• **Aim of the task**
Every entry below must be repeated exactly; skip the pictures.

• **Material to process**

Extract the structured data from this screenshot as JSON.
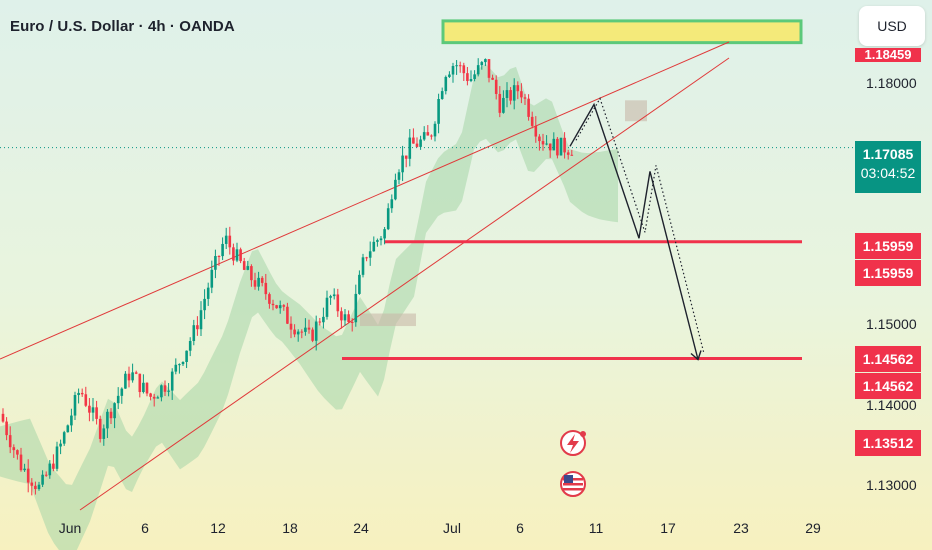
{
  "header": {
    "title": "Euro / U.S. Dollar · 4h · OANDA",
    "currency": "USD"
  },
  "colors": {
    "up": "#089981",
    "down": "#f23645",
    "cloud": "#a5d6a7",
    "cloud_bear": "#c8b8a8",
    "level": "#f0324b",
    "channel": "#e03a3a",
    "zone_fill": "#f4ea7a",
    "zone_border": "#5cc97a",
    "current": "#079483",
    "path": "#1e222d"
  },
  "price_axis": {
    "ticks": [
      "1.18000",
      "1.15000",
      "1.14000",
      "1.13000"
    ],
    "top_badge_partial": "1.18459",
    "current": {
      "price": "1.17085",
      "countdown": "03:04:52"
    },
    "badges": [
      "1.15959",
      "1.15959",
      "1.14562",
      "1.14562",
      "1.13512"
    ]
  },
  "time_axis": {
    "labels": [
      "Jun",
      "6",
      "12",
      "18",
      "24",
      "Jul",
      "6",
      "11",
      "17",
      "23",
      "29"
    ]
  },
  "chart_data": {
    "type": "candlestick",
    "symbol": "EURUSD",
    "interval": "4h",
    "y_range": [
      1.1275,
      1.1885
    ],
    "key_levels": [
      1.15959,
      1.14562
    ],
    "resistance_zone": [
      1.1834,
      1.186
    ],
    "current_price": 1.17085,
    "projection_path": [
      1.171,
      1.176,
      1.16,
      1.168,
      1.1455
    ],
    "x_labels": [
      "Jun",
      "6",
      "12",
      "18",
      "24",
      "Jul",
      "6",
      "11",
      "17",
      "23",
      "29"
    ]
  },
  "event_icons": [
    "lightning-event-icon",
    "us-flag-icon"
  ]
}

• **Exercise result**
Extract the structured data from this screenshot as JSON.
{
  "header": {
    "title": "Euro / U.S. Dollar · 4h · OANDA",
    "currency": "USD"
  },
  "colors": {
    "up": "#089981",
    "down": "#f23645",
    "cloud": "#a5d6a7",
    "cloud_bear": "#c8b8a8",
    "level": "#f0324b",
    "channel": "#e03a3a",
    "zone_fill": "#f4ea7a",
    "zone_border": "#5cc97a",
    "current": "#079483",
    "path": "#1e222d"
  },
  "price_axis": {
    "ticks": [
      "1.18000",
      "1.15000",
      "1.14000",
      "1.13000"
    ],
    "top_badge_partial": "1.18459",
    "current": {
      "price": "1.17085",
      "countdown": "03:04:52"
    },
    "badges": [
      "1.15959",
      "1.15959",
      "1.14562",
      "1.14562",
      "1.13512"
    ]
  },
  "time_axis": {
    "labels": [
      "Jun",
      "6",
      "12",
      "18",
      "24",
      "Jul",
      "6",
      "11",
      "17",
      "23",
      "29"
    ]
  },
  "chart_data": {
    "type": "candlestick",
    "symbol": "EURUSD",
    "interval": "4h",
    "y_range": [
      1.1275,
      1.1885
    ],
    "key_levels": [
      1.15959,
      1.14562
    ],
    "resistance_zone": [
      1.1834,
      1.186
    ],
    "current_price": 1.17085,
    "projection_path": [
      1.171,
      1.176,
      1.16,
      1.168,
      1.1455
    ],
    "x_labels": [
      "Jun",
      "6",
      "12",
      "18",
      "24",
      "Jul",
      "6",
      "11",
      "17",
      "23",
      "29"
    ]
  },
  "event_icons": [
    "lightning-event-icon",
    "us-flag-icon"
  ]
}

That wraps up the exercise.